*Work required*: Restate all the material verbatim, except for the pictures.

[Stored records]
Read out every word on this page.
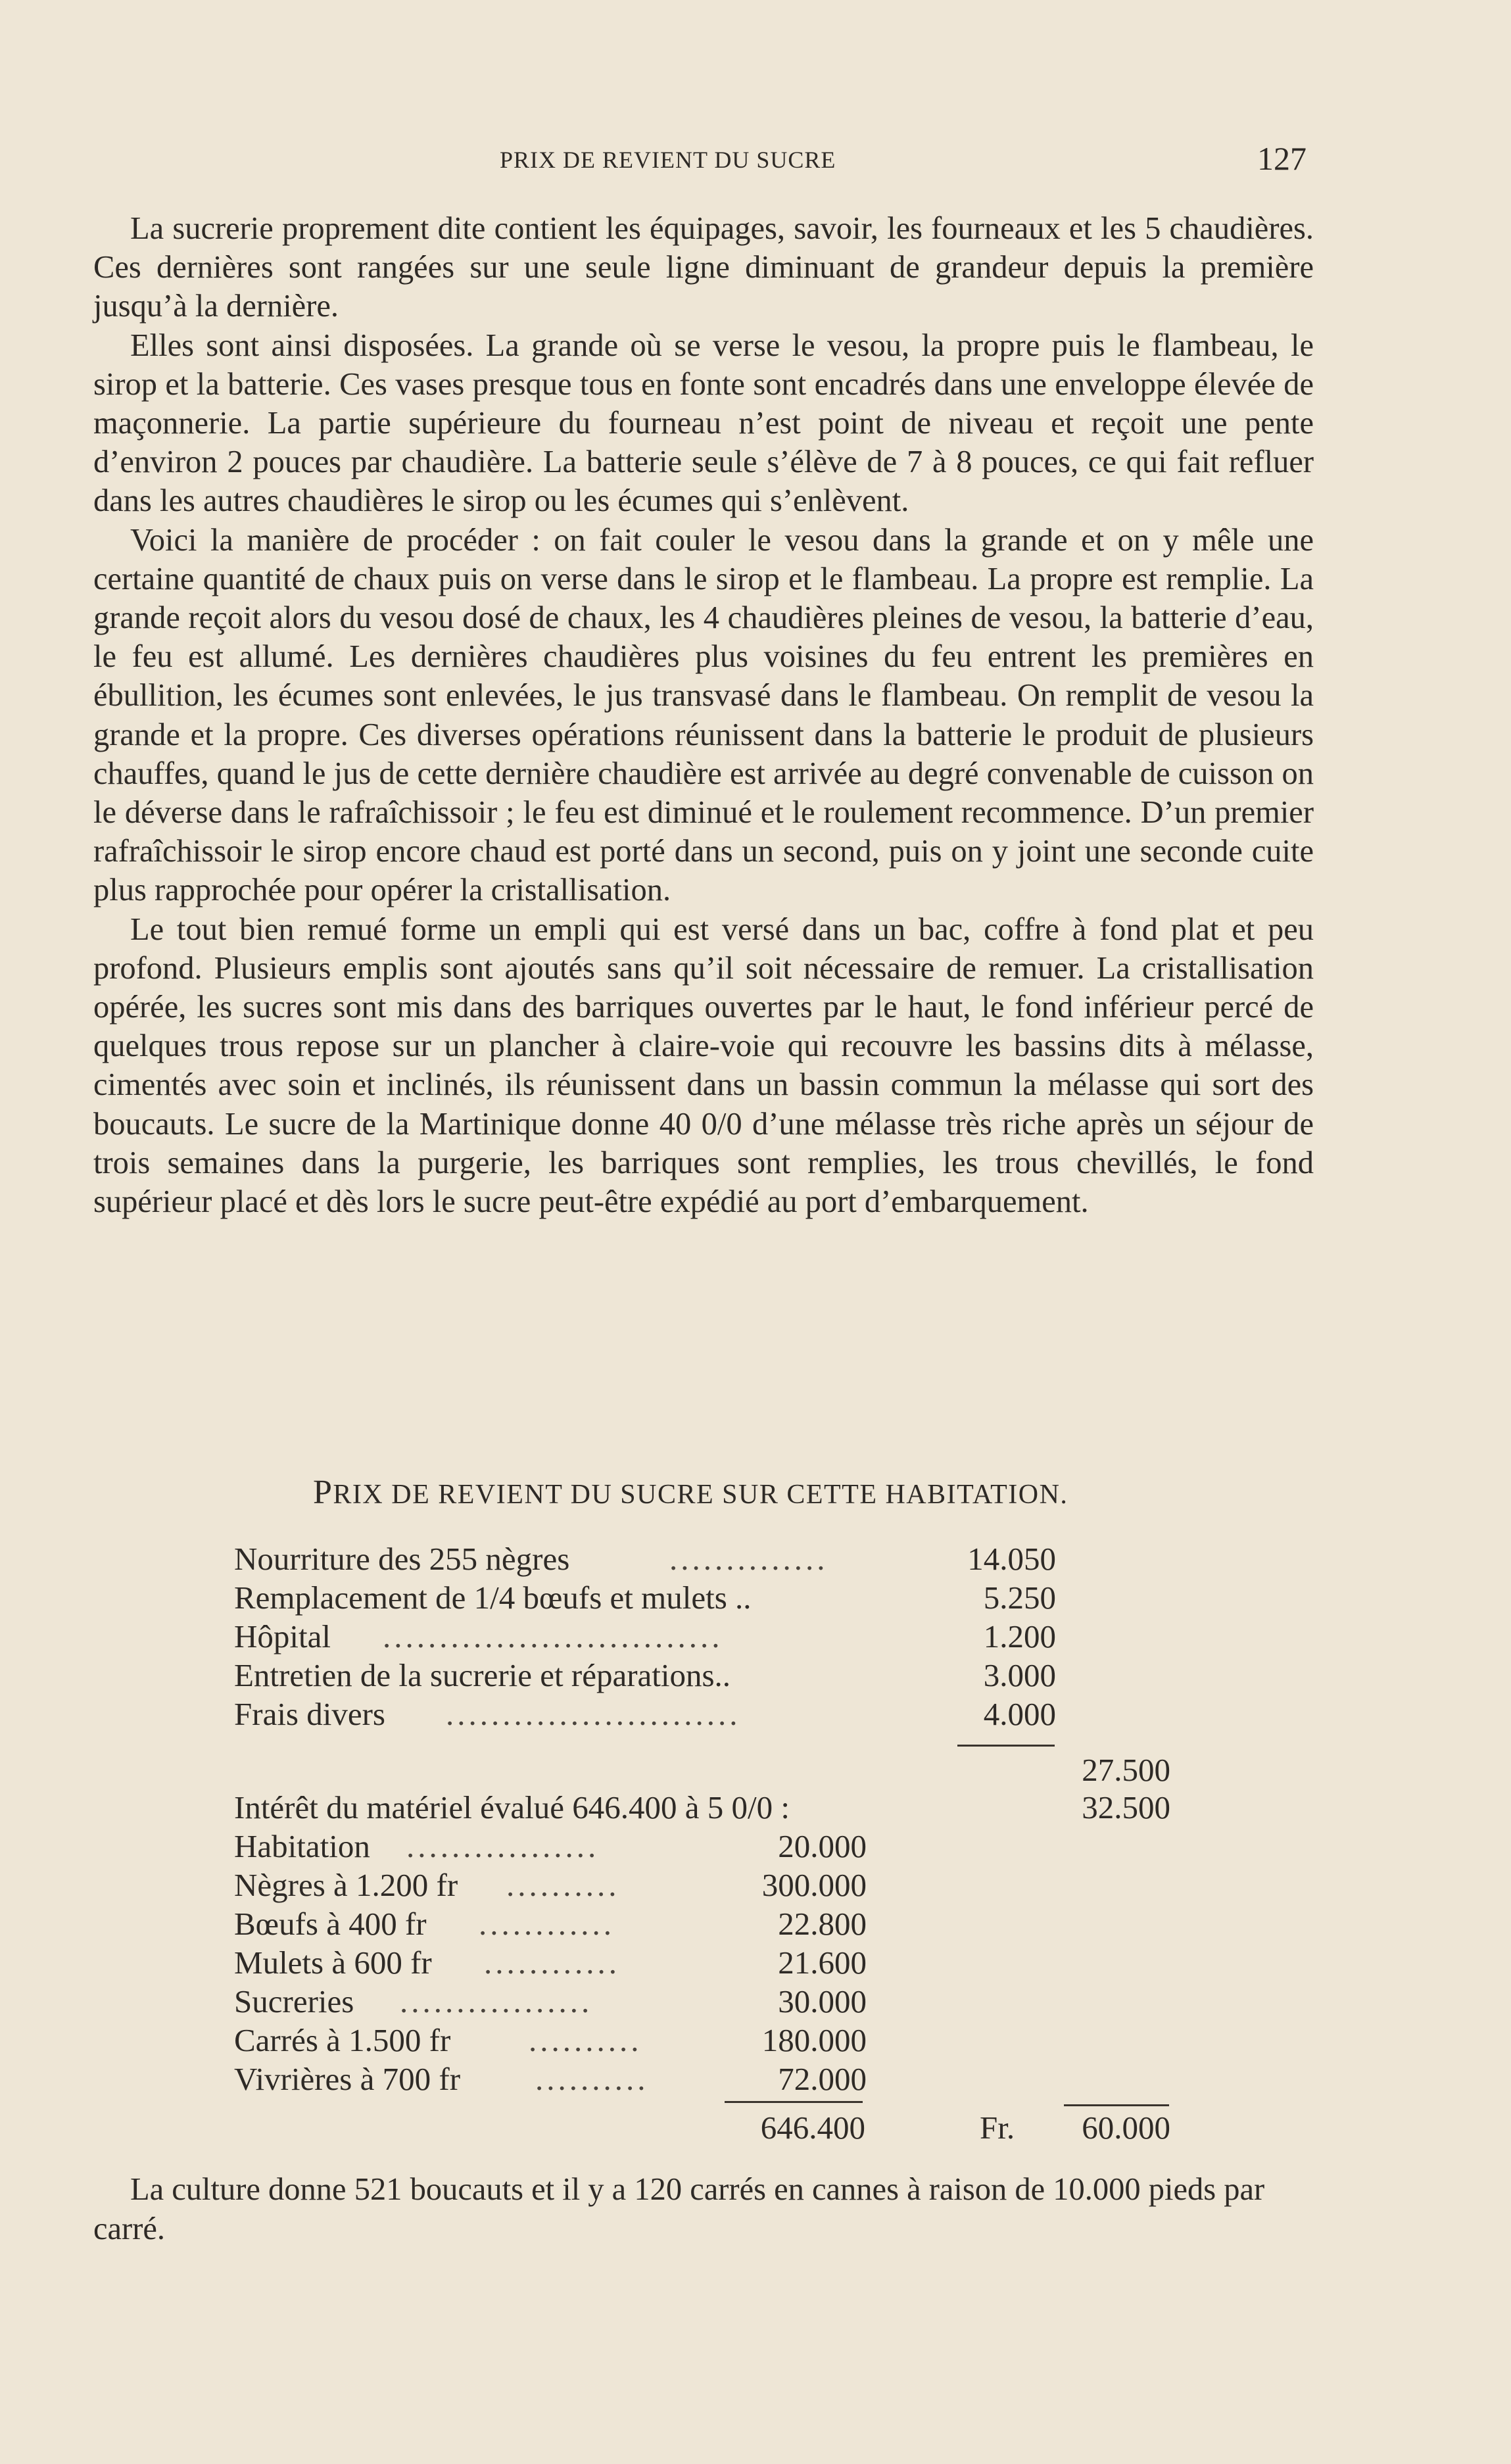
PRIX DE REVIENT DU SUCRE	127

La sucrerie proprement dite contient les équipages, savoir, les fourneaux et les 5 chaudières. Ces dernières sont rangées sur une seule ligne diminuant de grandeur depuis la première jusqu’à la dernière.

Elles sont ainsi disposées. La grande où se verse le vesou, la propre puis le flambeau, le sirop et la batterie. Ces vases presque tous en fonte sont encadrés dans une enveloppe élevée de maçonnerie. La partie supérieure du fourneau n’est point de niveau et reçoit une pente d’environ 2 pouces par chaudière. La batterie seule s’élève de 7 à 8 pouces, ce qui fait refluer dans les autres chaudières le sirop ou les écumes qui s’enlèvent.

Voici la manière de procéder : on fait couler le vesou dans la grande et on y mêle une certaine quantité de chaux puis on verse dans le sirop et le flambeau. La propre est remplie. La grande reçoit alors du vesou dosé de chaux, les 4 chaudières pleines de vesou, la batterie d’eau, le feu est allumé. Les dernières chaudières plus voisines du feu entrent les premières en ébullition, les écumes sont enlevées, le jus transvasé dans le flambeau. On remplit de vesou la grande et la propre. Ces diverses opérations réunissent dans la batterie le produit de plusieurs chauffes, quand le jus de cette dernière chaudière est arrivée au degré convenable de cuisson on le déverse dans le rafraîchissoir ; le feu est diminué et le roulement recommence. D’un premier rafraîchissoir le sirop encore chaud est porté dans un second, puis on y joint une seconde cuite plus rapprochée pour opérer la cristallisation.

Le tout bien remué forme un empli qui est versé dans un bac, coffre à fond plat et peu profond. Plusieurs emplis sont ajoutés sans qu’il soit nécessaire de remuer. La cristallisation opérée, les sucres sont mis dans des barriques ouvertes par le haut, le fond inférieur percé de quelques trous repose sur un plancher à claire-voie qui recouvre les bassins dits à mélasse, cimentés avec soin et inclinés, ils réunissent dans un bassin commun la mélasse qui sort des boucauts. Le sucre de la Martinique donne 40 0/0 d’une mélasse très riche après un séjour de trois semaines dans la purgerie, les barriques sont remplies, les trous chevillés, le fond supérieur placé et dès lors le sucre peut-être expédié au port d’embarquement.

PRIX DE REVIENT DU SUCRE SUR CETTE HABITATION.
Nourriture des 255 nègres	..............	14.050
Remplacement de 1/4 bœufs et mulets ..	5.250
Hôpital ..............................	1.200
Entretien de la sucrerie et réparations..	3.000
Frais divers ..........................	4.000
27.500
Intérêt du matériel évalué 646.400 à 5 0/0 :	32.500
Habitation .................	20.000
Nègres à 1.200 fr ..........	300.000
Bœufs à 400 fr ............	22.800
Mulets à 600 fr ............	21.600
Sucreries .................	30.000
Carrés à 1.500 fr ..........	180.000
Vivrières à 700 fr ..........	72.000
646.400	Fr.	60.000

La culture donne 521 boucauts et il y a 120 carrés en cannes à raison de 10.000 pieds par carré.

*Solved problem*:
Read out every word on this page.
PRIX DE REVIENT DU SUCRE	127

La sucrerie proprement dite contient les équipages, savoir, les fourneaux et les 5 chaudières. Ces dernières sont rangées sur une seule ligne diminuant de grandeur depuis la première jusqu’à la dernière.

Elles sont ainsi disposées. La grande où se verse le vesou, la propre puis le flambeau, le sirop et la batterie. Ces vases presque tous en fonte sont encadrés dans une enveloppe élevée de maçonnerie. La partie supérieure du fourneau n’est point de niveau et reçoit une pente d’environ 2 pouces par chaudière. La batterie seule s’élève de 7 à 8 pouces, ce qui fait refluer dans les autres chaudières le sirop ou les écumes qui s’enlèvent.

Voici la manière de procéder : on fait couler le vesou dans la grande et on y mêle une certaine quantité de chaux puis on verse dans le sirop et le flambeau. La propre est remplie. La grande reçoit alors du vesou dosé de chaux, les 4 chaudières pleines de vesou, la batterie d’eau, le feu est allumé. Les dernières chaudières plus voisines du feu entrent les premières en ébullition, les écumes sont enlevées, le jus transvasé dans le flambeau. On remplit de vesou la grande et la propre. Ces diverses opérations réunissent dans la batterie le produit de plusieurs chauffes, quand le jus de cette dernière chaudière est arrivée au degré convenable de cuisson on le déverse dans le rafraîchissoir ; le feu est diminué et le roulement recommence. D’un premier rafraîchissoir le sirop encore chaud est porté dans un second, puis on y joint une seconde cuite plus rapprochée pour opérer la cristallisation.

Le tout bien remué forme un empli qui est versé dans un bac, coffre à fond plat et peu profond. Plusieurs emplis sont ajoutés sans qu’il soit nécessaire de remuer. La cristallisation opérée, les sucres sont mis dans des barriques ouvertes par le haut, le fond inférieur percé de quelques trous repose sur un plancher à claire-voie qui recouvre les bassins dits à mélasse, cimentés avec soin et inclinés, ils réunissent dans un bassin commun la mélasse qui sort des boucauts. Le sucre de la Martinique donne 40 0/0 d’une mélasse très riche après un séjour de trois semaines dans la purgerie, les barriques sont remplies, les trous chevillés, le fond supérieur placé et dès lors le sucre peut-être expédié au port d’embarquement.

PRIX DE REVIENT DU SUCRE SUR CETTE HABITATION.
Nourriture des 255 nègres	..............	14.050
Remplacement de 1/4 bœufs et mulets ..	5.250
Hôpital ..............................	1.200
Entretien de la sucrerie et réparations..	3.000
Frais divers ..........................	4.000
27.500
Intérêt du matériel évalué 646.400 à 5 0/0 :	32.500
Habitation .................	20.000
Nègres à 1.200 fr ..........	300.000
Bœufs à 400 fr ............	22.800
Mulets à 600 fr ............	21.600
Sucreries .................	30.000
Carrés à 1.500 fr ..........	180.000
Vivrières à 700 fr ..........	72.000
646.400	Fr.	60.000

La culture donne 521 boucauts et il y a 120 carrés en cannes à raison de 10.000 pieds par carré.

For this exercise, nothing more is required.